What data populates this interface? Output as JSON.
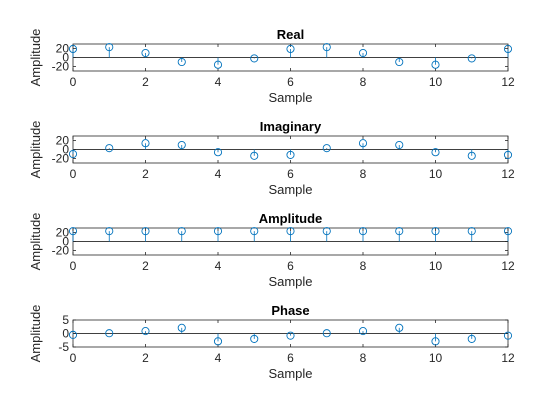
{
  "figure": {
    "background": "#ffffff",
    "marker_color": "#0072bd",
    "axis_color": "#262626"
  },
  "chart_data": [
    {
      "type": "stem",
      "title": "Real",
      "xlabel": "Sample",
      "ylabel": "Amplitude",
      "xlim": [
        0,
        12
      ],
      "ylim": [
        -30,
        30
      ],
      "xticks": [
        0,
        2,
        4,
        6,
        8,
        10,
        12
      ],
      "yticks": [
        {
          "value": 20,
          "label": "20"
        },
        {
          "value": 0,
          "label": "0"
        },
        {
          "value": -20,
          "label": "-20"
        }
      ],
      "x": [
        0,
        1,
        2,
        3,
        4,
        5,
        6,
        7,
        8,
        9,
        10,
        11,
        12
      ],
      "y": [
        19,
        23,
        10,
        -10,
        -16,
        -2,
        19,
        23,
        10,
        -10,
        -16,
        -2,
        19
      ]
    },
    {
      "type": "stem",
      "title": "Imaginary",
      "xlabel": "Sample",
      "ylabel": "Amplitude",
      "xlim": [
        0,
        12
      ],
      "ylim": [
        -30,
        30
      ],
      "xticks": [
        0,
        2,
        4,
        6,
        8,
        10,
        12
      ],
      "yticks": [
        {
          "value": 20,
          "label": "20"
        },
        {
          "value": 0,
          "label": "0"
        },
        {
          "value": -20,
          "label": "-20"
        }
      ],
      "x": [
        0,
        1,
        2,
        3,
        4,
        5,
        6,
        7,
        8,
        9,
        10,
        11,
        12
      ],
      "y": [
        -10,
        3,
        14,
        10,
        -6,
        -14,
        -12,
        3,
        14,
        10,
        -6,
        -14,
        -12
      ]
    },
    {
      "type": "stem",
      "title": "Amplitude",
      "xlabel": "Sample",
      "ylabel": "Amplitude",
      "xlim": [
        0,
        12
      ],
      "ylim": [
        -30,
        30
      ],
      "xticks": [
        0,
        2,
        4,
        6,
        8,
        10,
        12
      ],
      "yticks": [
        {
          "value": 20,
          "label": "20"
        },
        {
          "value": 0,
          "label": "0"
        },
        {
          "value": -20,
          "label": "-20"
        }
      ],
      "x": [
        0,
        1,
        2,
        3,
        4,
        5,
        6,
        7,
        8,
        9,
        10,
        11,
        12
      ],
      "y": [
        23,
        23,
        23,
        23,
        23,
        23,
        23,
        23,
        23,
        23,
        23,
        23,
        23
      ]
    },
    {
      "type": "stem",
      "title": "Phase",
      "xlabel": "Sample",
      "ylabel": "Amplitude",
      "xlim": [
        0,
        12
      ],
      "ylim": [
        -5,
        5
      ],
      "xticks": [
        0,
        2,
        4,
        6,
        8,
        10,
        12
      ],
      "yticks": [
        {
          "value": 5,
          "label": "5"
        },
        {
          "value": 0,
          "label": "0"
        },
        {
          "value": -5,
          "label": "-5"
        }
      ],
      "x": [
        0,
        1,
        2,
        3,
        4,
        5,
        6,
        7,
        8,
        9,
        10,
        11,
        12
      ],
      "y": [
        -0.5,
        0.1,
        0.9,
        2.1,
        -2.9,
        -2.0,
        -0.8,
        0.1,
        0.9,
        2.1,
        -2.9,
        -2.0,
        -0.8
      ]
    }
  ]
}
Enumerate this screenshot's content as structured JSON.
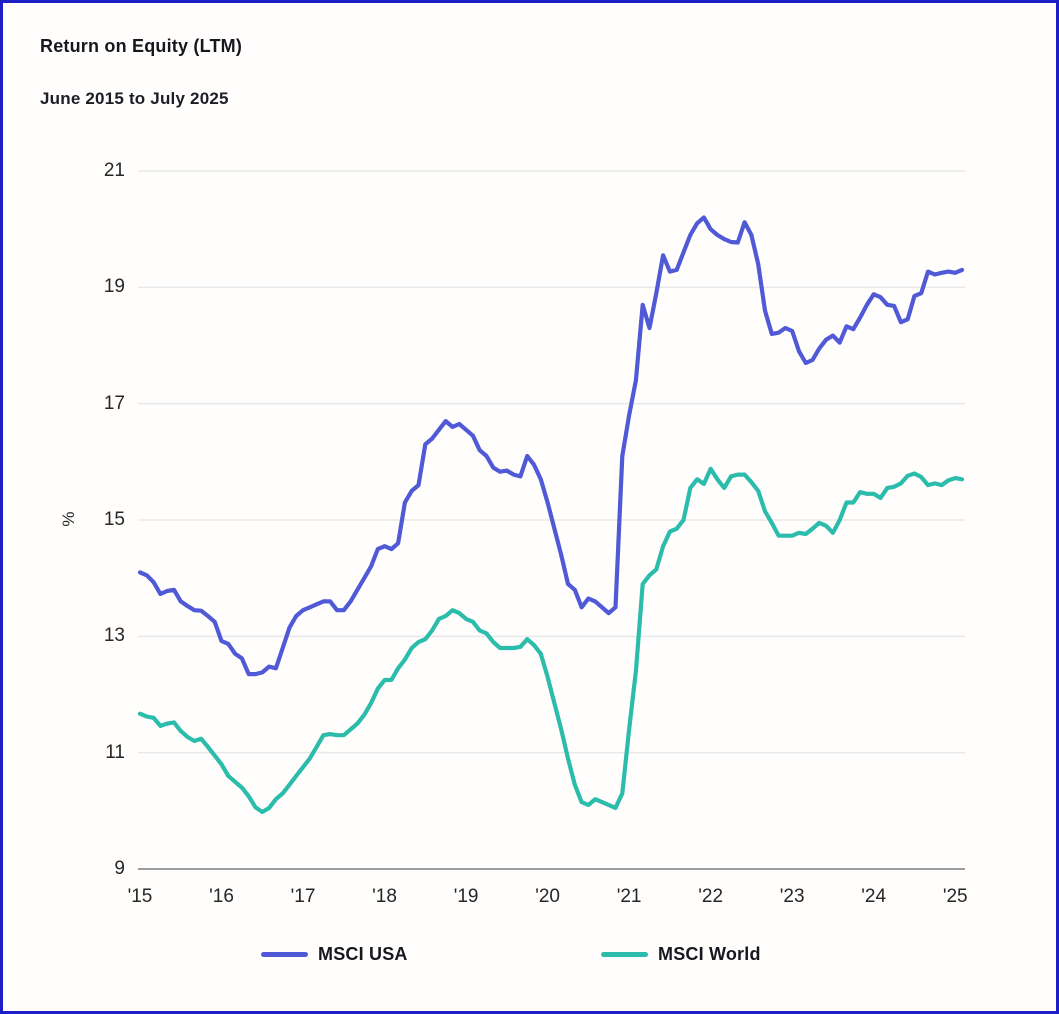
{
  "page": {
    "background": "#fffefd",
    "border_color": "#1e1ec6"
  },
  "header": {
    "title": "Return on Equity (LTM)",
    "subtitle": "June 2015 to July 2025"
  },
  "axis_style": {
    "grid_color": "#e8e8e8",
    "axis_line_color": "#9c9c9c",
    "tick_color": "#262626"
  },
  "chart_data": {
    "type": "line",
    "title": "Return on Equity (LTM)",
    "subtitle": "June 2015 to July 2025",
    "ylabel": "%",
    "xlabel": "",
    "ylim": [
      9,
      21
    ],
    "y_ticks": [
      21,
      19,
      17,
      15,
      13,
      11,
      9
    ],
    "x_tick_labels": [
      "'15",
      "'16",
      "'17",
      "'18",
      "'19",
      "'20",
      "'21",
      "'22",
      "'23",
      "'24",
      "'25"
    ],
    "x_tick_month_index": [
      0,
      12,
      24,
      36,
      48,
      60,
      72,
      84,
      96,
      108,
      120
    ],
    "x_range_note": "monthly values, June 2015 to July 2025",
    "grid": "horizontal",
    "legend_position": "bottom",
    "series": [
      {
        "name": "MSCI USA",
        "color": "#5059d6",
        "values": [
          14.1,
          14.05,
          13.93,
          13.73,
          13.78,
          13.8,
          13.6,
          13.52,
          13.45,
          13.44,
          13.35,
          13.25,
          12.92,
          12.87,
          12.7,
          12.62,
          12.35,
          12.35,
          12.38,
          12.48,
          12.45,
          12.8,
          13.15,
          13.35,
          13.45,
          13.5,
          13.55,
          13.6,
          13.6,
          13.45,
          13.45,
          13.6,
          13.8,
          14.0,
          14.2,
          14.5,
          14.55,
          14.5,
          14.6,
          15.3,
          15.5,
          15.6,
          16.3,
          16.4,
          16.55,
          16.7,
          16.6,
          16.65,
          16.55,
          16.45,
          16.2,
          16.1,
          15.9,
          15.83,
          15.85,
          15.78,
          15.75,
          16.1,
          15.95,
          15.7,
          15.3,
          14.85,
          14.4,
          13.9,
          13.8,
          13.5,
          13.65,
          13.6,
          13.5,
          13.4,
          13.5,
          16.1,
          16.8,
          17.4,
          18.7,
          18.3,
          18.9,
          19.55,
          19.27,
          19.3,
          19.6,
          19.9,
          20.1,
          20.2,
          20.0,
          19.9,
          19.83,
          19.78,
          19.77,
          20.12,
          19.9,
          19.4,
          18.6,
          18.2,
          18.22,
          18.3,
          18.25,
          17.9,
          17.7,
          17.75,
          17.95,
          18.1,
          18.17,
          18.05,
          18.33,
          18.28,
          18.48,
          18.7,
          18.88,
          18.83,
          18.7,
          18.68,
          18.4,
          18.45,
          18.85,
          18.9,
          19.27,
          19.22,
          19.25,
          19.27,
          19.25,
          19.3
        ]
      },
      {
        "name": "MSCI World",
        "color": "#2cbcab",
        "values": [
          11.67,
          11.62,
          11.6,
          11.46,
          11.5,
          11.52,
          11.37,
          11.27,
          11.2,
          11.24,
          11.1,
          10.95,
          10.8,
          10.6,
          10.5,
          10.4,
          10.25,
          10.06,
          9.98,
          10.05,
          10.2,
          10.3,
          10.45,
          10.6,
          10.75,
          10.9,
          11.1,
          11.3,
          11.32,
          11.3,
          11.3,
          11.4,
          11.5,
          11.65,
          11.85,
          12.1,
          12.25,
          12.25,
          12.45,
          12.6,
          12.8,
          12.9,
          12.95,
          13.1,
          13.3,
          13.35,
          13.45,
          13.4,
          13.3,
          13.25,
          13.1,
          13.05,
          12.9,
          12.8,
          12.8,
          12.8,
          12.82,
          12.95,
          12.85,
          12.7,
          12.3,
          11.85,
          11.4,
          10.9,
          10.45,
          10.15,
          10.1,
          10.2,
          10.15,
          10.1,
          10.05,
          10.3,
          11.4,
          12.4,
          13.9,
          14.05,
          14.15,
          14.55,
          14.8,
          14.85,
          15.0,
          15.55,
          15.7,
          15.62,
          15.88,
          15.7,
          15.55,
          15.75,
          15.78,
          15.78,
          15.65,
          15.5,
          15.15,
          14.95,
          14.73,
          14.73,
          14.73,
          14.78,
          14.76,
          14.85,
          14.95,
          14.9,
          14.78,
          15.0,
          15.3,
          15.3,
          15.48,
          15.45,
          15.45,
          15.38,
          15.55,
          15.57,
          15.63,
          15.76,
          15.8,
          15.74,
          15.6,
          15.63,
          15.6,
          15.68,
          15.72,
          15.7
        ]
      }
    ]
  },
  "legend": {
    "items": [
      {
        "label": "MSCI USA",
        "color": "#5059d6"
      },
      {
        "label": "MSCI World",
        "color": "#2cbcab"
      }
    ]
  }
}
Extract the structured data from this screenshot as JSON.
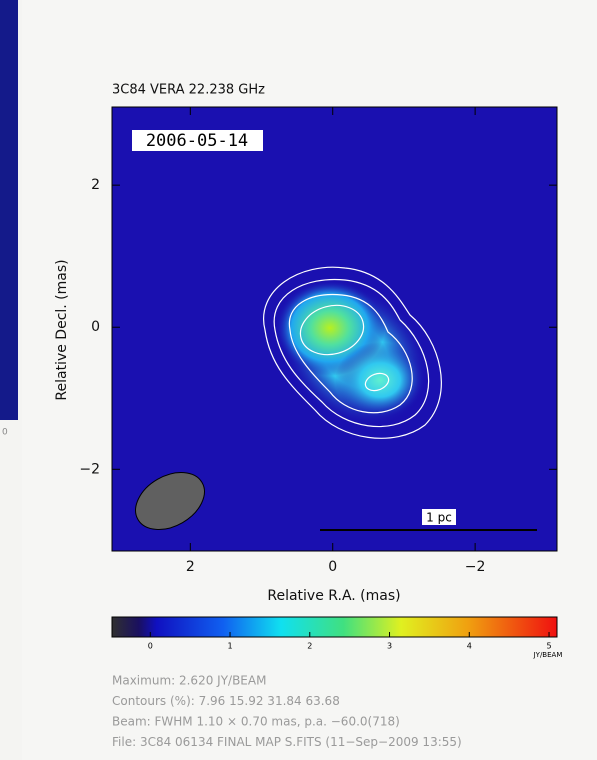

- Problem
In the entries above, find each line with the string "background" and copy it.

- Written solution
    "background": "#ffffff",
    "background": "#fffefd",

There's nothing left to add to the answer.